Listing:
• • • • • • •
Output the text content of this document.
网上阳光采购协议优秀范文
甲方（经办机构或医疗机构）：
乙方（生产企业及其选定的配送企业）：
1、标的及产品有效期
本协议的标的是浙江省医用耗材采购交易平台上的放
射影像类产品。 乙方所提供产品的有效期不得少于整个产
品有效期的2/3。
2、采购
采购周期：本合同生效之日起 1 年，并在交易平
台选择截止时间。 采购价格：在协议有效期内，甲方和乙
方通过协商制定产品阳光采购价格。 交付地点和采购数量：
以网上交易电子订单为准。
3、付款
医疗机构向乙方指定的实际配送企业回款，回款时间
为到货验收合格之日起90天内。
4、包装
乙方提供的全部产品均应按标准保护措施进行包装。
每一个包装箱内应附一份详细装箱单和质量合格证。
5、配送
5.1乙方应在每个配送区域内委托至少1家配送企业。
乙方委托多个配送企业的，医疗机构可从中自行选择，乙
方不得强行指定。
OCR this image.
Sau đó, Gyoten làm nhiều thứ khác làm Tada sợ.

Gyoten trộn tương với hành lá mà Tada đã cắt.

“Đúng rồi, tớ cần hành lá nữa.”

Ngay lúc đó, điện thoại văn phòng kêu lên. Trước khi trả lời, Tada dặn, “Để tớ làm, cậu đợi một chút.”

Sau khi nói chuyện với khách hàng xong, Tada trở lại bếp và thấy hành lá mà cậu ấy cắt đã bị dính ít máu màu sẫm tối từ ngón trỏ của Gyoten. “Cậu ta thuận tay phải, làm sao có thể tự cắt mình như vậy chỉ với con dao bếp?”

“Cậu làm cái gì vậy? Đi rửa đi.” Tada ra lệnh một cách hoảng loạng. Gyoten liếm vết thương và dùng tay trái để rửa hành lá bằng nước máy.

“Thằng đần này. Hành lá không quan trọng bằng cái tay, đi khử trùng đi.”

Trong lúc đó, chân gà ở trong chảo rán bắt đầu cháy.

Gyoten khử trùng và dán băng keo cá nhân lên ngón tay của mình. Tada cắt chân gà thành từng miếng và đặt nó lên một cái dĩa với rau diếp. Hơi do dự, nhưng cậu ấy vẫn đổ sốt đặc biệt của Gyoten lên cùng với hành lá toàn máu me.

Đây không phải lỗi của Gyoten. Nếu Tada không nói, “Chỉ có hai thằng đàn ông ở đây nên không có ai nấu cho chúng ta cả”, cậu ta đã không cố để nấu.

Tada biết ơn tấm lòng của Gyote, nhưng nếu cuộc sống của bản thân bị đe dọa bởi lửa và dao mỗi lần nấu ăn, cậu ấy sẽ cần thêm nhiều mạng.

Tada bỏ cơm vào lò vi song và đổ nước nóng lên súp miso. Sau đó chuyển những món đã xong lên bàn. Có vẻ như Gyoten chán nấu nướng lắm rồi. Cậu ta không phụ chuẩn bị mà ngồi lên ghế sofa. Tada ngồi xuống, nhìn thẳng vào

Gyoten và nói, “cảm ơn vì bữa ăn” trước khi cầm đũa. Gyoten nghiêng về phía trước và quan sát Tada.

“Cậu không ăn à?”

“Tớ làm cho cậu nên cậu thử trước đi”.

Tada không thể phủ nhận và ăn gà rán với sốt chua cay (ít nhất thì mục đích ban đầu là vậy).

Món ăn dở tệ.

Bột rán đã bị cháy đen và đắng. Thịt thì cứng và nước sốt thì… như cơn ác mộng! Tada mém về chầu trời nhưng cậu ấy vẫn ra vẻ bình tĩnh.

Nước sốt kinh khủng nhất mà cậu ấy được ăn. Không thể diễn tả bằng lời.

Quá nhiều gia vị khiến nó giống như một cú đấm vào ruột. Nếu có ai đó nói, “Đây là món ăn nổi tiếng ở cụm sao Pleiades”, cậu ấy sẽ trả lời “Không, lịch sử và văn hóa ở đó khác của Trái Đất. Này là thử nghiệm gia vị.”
• • • • • • •
Directions:
In the records above, find the lines containing "bằng" and copy them.

Output for this task:
“Cậu làm cái gì vậy? Đi rửa đi.” Tada ra lệnh một cách hoảng loạng. Gyoten liếm vết thương và dùng tay trái để rửa hành lá bằng nước máy.
“Thằng đần này. Hành lá không quan trọng bằng cái tay, đi khử trùng đi.”
Nước sốt kinh khủng nhất mà cậu ấy được ăn. Không thể diễn tả bằng lời.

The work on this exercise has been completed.